■ Your task: Extract from the listing each line in which the word "color" appears.

[Items listed in a dataset]
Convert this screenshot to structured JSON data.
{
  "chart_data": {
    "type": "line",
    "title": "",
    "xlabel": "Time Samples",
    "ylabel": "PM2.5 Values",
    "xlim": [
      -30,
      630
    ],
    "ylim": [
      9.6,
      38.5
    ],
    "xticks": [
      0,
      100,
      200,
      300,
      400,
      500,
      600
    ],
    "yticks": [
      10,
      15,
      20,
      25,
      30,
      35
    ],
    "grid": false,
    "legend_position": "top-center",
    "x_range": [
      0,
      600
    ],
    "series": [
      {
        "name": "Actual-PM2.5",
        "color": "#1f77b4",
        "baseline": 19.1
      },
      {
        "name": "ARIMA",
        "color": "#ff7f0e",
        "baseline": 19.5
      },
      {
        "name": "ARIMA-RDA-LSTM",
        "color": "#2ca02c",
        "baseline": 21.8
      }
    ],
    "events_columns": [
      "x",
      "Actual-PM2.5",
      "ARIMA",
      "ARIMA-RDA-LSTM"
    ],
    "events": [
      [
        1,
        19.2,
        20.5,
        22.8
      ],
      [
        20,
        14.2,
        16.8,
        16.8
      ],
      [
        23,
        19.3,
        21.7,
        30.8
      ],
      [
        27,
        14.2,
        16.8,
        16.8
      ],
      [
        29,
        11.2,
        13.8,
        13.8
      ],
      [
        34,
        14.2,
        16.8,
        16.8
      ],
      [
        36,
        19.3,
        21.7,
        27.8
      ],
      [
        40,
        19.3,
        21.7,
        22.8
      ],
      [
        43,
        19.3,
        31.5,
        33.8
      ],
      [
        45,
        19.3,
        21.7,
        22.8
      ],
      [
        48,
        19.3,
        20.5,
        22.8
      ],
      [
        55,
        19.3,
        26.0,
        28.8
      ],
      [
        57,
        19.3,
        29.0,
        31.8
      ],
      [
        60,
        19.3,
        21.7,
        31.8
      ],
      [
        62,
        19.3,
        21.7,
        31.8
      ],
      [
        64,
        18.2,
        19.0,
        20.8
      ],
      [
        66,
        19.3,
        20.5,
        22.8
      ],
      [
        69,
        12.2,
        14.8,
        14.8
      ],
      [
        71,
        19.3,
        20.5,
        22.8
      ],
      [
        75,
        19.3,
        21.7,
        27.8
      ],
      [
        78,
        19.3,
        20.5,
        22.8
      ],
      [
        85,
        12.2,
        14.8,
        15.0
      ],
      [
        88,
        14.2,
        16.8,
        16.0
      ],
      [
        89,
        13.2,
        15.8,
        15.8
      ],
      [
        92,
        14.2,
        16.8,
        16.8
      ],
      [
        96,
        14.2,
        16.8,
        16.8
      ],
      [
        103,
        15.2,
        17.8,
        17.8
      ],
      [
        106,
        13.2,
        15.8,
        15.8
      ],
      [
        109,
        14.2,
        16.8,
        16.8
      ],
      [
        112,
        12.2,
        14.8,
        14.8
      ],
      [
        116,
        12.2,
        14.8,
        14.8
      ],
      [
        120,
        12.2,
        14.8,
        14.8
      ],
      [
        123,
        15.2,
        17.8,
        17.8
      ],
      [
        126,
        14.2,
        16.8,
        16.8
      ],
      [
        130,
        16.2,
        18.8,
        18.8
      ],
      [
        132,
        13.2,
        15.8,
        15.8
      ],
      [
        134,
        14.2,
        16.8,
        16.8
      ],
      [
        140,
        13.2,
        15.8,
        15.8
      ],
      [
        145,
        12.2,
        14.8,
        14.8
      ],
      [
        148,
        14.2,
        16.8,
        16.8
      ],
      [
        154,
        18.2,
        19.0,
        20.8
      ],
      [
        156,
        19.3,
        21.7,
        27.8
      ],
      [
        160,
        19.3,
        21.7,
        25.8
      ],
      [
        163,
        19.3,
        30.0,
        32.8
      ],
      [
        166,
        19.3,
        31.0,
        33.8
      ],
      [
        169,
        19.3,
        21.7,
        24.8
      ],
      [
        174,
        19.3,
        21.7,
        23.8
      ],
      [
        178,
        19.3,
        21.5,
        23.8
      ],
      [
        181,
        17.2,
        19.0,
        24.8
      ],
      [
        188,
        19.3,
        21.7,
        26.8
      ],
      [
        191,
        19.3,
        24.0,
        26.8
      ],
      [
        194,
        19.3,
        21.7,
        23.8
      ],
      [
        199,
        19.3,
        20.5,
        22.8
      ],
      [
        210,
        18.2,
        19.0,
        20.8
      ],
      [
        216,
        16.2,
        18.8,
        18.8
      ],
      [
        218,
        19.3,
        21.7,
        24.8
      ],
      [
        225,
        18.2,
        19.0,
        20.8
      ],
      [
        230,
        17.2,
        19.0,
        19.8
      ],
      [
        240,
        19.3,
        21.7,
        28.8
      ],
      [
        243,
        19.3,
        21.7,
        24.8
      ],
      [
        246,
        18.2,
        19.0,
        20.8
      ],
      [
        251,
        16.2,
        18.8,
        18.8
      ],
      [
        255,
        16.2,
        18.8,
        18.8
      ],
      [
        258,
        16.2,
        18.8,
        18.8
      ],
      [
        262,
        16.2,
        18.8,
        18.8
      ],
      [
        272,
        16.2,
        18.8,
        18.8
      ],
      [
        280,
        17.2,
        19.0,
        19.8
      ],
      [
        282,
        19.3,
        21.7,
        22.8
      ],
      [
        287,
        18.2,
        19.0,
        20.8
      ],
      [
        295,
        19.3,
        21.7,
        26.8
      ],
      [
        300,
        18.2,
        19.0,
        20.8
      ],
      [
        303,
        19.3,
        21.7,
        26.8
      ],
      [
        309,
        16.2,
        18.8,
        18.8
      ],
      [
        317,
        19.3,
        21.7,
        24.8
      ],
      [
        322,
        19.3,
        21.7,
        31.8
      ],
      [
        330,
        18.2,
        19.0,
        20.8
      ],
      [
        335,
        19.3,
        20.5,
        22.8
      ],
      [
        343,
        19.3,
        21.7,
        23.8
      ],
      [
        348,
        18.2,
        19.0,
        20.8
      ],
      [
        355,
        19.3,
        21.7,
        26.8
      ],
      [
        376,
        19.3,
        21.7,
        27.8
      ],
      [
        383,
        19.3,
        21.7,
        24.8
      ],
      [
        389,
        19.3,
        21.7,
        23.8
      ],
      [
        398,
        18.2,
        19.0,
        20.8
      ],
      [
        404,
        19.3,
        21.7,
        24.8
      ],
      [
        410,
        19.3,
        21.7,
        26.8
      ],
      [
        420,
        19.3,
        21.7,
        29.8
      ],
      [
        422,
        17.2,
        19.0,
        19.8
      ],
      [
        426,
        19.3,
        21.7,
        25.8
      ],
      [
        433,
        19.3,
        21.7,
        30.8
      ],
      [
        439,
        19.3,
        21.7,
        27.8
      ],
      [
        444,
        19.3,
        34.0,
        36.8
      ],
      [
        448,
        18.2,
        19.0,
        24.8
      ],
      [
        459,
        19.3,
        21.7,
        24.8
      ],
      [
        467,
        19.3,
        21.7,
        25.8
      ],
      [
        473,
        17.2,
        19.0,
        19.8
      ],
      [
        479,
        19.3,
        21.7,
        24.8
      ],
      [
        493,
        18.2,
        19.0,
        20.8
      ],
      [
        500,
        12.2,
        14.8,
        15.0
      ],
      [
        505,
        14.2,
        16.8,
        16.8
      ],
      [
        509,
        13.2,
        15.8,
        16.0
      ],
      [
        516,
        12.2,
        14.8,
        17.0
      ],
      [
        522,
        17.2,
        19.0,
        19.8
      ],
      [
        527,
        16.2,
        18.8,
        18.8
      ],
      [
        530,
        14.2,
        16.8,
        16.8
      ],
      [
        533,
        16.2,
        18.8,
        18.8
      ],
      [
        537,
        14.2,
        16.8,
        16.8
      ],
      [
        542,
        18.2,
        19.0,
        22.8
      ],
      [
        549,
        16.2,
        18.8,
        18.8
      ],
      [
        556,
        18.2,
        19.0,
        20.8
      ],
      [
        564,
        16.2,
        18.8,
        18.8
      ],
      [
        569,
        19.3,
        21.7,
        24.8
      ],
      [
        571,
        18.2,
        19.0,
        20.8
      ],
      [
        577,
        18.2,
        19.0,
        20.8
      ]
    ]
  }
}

■ Solution to the exercise:
        "color": "#1f77b4",
        "color": "#ff7f0e",
        "color": "#2ca02c",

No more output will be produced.